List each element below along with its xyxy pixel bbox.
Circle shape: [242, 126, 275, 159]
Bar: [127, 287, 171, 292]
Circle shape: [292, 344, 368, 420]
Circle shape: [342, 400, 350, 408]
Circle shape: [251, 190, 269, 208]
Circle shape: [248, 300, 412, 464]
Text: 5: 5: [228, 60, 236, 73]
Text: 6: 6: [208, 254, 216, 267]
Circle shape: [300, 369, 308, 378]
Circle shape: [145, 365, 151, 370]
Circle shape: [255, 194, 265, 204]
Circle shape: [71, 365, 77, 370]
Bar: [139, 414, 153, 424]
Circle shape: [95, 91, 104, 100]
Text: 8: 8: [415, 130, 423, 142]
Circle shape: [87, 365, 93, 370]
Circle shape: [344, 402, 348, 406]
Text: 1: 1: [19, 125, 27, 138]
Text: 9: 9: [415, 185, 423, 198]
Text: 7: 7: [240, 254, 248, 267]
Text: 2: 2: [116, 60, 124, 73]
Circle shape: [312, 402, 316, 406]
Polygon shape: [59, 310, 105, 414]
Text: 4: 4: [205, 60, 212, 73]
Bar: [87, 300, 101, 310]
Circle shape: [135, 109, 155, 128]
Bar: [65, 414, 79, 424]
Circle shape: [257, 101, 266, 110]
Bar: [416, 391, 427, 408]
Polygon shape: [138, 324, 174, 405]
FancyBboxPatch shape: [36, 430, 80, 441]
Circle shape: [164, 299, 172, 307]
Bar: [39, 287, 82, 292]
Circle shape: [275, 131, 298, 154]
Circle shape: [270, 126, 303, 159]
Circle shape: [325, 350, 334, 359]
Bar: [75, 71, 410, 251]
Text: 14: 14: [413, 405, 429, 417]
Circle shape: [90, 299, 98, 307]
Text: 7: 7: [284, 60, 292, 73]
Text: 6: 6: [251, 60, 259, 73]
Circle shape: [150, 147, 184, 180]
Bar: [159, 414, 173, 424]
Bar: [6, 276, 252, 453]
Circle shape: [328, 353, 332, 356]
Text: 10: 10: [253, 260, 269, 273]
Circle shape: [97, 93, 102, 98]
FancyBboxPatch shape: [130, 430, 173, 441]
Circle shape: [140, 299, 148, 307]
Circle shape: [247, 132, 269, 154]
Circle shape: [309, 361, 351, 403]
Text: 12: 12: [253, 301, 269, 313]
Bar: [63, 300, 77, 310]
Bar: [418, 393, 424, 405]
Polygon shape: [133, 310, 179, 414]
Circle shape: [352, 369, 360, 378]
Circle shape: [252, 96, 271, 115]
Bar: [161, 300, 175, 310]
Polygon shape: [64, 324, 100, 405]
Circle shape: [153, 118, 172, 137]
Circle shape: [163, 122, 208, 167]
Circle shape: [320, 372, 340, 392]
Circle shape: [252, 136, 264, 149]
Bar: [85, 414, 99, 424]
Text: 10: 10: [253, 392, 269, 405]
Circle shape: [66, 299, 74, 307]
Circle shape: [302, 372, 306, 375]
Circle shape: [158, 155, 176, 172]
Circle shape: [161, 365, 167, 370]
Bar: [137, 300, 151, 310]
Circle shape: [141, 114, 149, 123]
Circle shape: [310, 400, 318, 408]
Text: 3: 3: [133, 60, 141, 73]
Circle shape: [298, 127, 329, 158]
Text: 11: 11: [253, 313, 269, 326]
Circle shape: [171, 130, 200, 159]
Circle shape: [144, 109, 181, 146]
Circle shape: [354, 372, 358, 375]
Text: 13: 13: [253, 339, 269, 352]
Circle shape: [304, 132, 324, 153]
+-------+
• _WRITTEN TASK_
Reproduce the listing from its first line through the line containing "Text: 6: 6: [208, 254, 216, 267]", switching "Bar" to "Rectangle" and leaving everything else unchanged.

• _COMPLETED TASK_
List each element below along with its xyxy pixel bbox.
Circle shape: [242, 126, 275, 159]
Rectangle: [127, 287, 171, 292]
Circle shape: [292, 344, 368, 420]
Circle shape: [342, 400, 350, 408]
Circle shape: [251, 190, 269, 208]
Circle shape: [248, 300, 412, 464]
Text: 5: 5: [228, 60, 236, 73]
Text: 6: 6: [208, 254, 216, 267]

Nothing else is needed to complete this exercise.